◆ **WRITTEN EXERCISE**
Repeat the whole listing exactly as written.

◆ **RECORDS**
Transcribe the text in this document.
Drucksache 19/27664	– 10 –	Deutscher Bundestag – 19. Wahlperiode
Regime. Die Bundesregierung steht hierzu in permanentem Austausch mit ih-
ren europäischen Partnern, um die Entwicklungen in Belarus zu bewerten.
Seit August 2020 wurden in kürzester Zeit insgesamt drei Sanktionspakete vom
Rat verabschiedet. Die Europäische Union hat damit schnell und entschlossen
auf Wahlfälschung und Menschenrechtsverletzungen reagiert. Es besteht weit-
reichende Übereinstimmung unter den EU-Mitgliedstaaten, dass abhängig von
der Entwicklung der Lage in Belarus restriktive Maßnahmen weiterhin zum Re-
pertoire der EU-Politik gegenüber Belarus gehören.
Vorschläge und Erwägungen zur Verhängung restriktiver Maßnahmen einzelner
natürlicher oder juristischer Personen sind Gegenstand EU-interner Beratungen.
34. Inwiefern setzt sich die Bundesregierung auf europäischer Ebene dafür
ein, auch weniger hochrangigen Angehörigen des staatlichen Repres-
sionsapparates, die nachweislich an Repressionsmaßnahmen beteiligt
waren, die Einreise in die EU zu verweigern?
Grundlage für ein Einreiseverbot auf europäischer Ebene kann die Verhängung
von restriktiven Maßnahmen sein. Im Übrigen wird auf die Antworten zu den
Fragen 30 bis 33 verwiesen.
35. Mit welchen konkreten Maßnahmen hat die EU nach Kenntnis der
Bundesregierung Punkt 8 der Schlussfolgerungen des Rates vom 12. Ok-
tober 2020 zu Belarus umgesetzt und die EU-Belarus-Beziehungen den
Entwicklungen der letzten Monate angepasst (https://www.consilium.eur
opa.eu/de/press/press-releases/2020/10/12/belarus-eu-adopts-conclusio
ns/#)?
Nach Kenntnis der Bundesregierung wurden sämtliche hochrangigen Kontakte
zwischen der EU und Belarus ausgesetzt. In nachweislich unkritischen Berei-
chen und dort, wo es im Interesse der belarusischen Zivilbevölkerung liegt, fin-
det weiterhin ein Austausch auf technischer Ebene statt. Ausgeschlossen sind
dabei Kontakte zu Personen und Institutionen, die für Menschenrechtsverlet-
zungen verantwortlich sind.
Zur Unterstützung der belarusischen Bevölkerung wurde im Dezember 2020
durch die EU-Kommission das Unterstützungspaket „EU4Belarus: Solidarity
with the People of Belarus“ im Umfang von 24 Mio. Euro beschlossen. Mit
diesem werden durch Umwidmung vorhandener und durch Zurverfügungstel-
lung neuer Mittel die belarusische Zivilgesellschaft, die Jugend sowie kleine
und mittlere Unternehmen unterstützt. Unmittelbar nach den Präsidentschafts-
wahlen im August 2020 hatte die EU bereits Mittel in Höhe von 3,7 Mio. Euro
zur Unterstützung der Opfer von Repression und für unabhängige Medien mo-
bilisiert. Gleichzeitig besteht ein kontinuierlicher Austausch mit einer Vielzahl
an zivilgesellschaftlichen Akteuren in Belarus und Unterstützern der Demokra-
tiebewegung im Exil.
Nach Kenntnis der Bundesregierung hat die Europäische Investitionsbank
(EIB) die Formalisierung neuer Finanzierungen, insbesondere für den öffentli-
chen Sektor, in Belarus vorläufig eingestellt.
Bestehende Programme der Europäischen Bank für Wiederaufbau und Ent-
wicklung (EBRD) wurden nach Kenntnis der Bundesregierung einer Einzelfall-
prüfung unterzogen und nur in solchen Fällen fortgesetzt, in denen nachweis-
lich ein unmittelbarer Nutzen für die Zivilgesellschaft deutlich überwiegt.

◆ **THE REPLY**
Transcribe the text in this document.
Drucksache 19/27664	– 10 –	Deutscher Bundestag – 19. Wahlperiode
Regime. Die Bundesregierung steht hierzu in permanentem Austausch mit ih-
ren europäischen Partnern, um die Entwicklungen in Belarus zu bewerten.
Seit August 2020 wurden in kürzester Zeit insgesamt drei Sanktionspakete vom
Rat verabschiedet. Die Europäische Union hat damit schnell und entschlossen
auf Wahlfälschung und Menschenrechtsverletzungen reagiert. Es besteht weit-
reichende Übereinstimmung unter den EU-Mitgliedstaaten, dass abhängig von
der Entwicklung der Lage in Belarus restriktive Maßnahmen weiterhin zum Re-
pertoire der EU-Politik gegenüber Belarus gehören.
Vorschläge und Erwägungen zur Verhängung restriktiver Maßnahmen einzelner
natürlicher oder juristischer Personen sind Gegenstand EU-interner Beratungen.
34. Inwiefern setzt sich die Bundesregierung auf europäischer Ebene dafür
ein, auch weniger hochrangigen Angehörigen des staatlichen Repres-
sionsapparates, die nachweislich an Repressionsmaßnahmen beteiligt
waren, die Einreise in die EU zu verweigern?
Grundlage für ein Einreiseverbot auf europäischer Ebene kann die Verhängung
von restriktiven Maßnahmen sein. Im Übrigen wird auf die Antworten zu den
Fragen 30 bis 33 verwiesen.
35. Mit welchen konkreten Maßnahmen hat die EU nach Kenntnis der
Bundesregierung Punkt 8 der Schlussfolgerungen des Rates vom 12. Ok-
tober 2020 zu Belarus umgesetzt und die EU-Belarus-Beziehungen den
Entwicklungen der letzten Monate angepasst (https://www.consilium.eur
opa.eu/de/press/press-releases/2020/10/12/belarus-eu-adopts-conclusio
ns/#)?
Nach Kenntnis der Bundesregierung wurden sämtliche hochrangigen Kontakte
zwischen der EU und Belarus ausgesetzt. In nachweislich unkritischen Berei-
chen und dort, wo es im Interesse der belarusischen Zivilbevölkerung liegt, fin-
det weiterhin ein Austausch auf technischer Ebene statt. Ausgeschlossen sind
dabei Kontakte zu Personen und Institutionen, die für Menschenrechtsverlet-
zungen verantwortlich sind.
Zur Unterstützung der belarusischen Bevölkerung wurde im Dezember 2020
durch die EU-Kommission das Unterstützungspaket „EU4Belarus: Solidarity
with the People of Belarus“ im Umfang von 24 Mio. Euro beschlossen. Mit
diesem werden durch Umwidmung vorhandener und durch Zurverfügungstel-
lung neuer Mittel die belarusische Zivilgesellschaft, die Jugend sowie kleine
und mittlere Unternehmen unterstützt. Unmittelbar nach den Präsidentschafts-
wahlen im August 2020 hatte die EU bereits Mittel in Höhe von 3,7 Mio. Euro
zur Unterstützung der Opfer von Repression und für unabhängige Medien mo-
bilisiert. Gleichzeitig besteht ein kontinuierlicher Austausch mit einer Vielzahl
an zivilgesellschaftlichen Akteuren in Belarus und Unterstützern der Demokra-
tiebewegung im Exil.
Nach Kenntnis der Bundesregierung hat die Europäische Investitionsbank
(EIB) die Formalisierung neuer Finanzierungen, insbesondere für den öffentli-
chen Sektor, in Belarus vorläufig eingestellt.
Bestehende Programme der Europäischen Bank für Wiederaufbau und Ent-
wicklung (EBRD) wurden nach Kenntnis der Bundesregierung einer Einzelfall-
prüfung unterzogen und nur in solchen Fällen fortgesetzt, in denen nachweis-
lich ein unmittelbarer Nutzen für die Zivilgesellschaft deutlich überwiegt.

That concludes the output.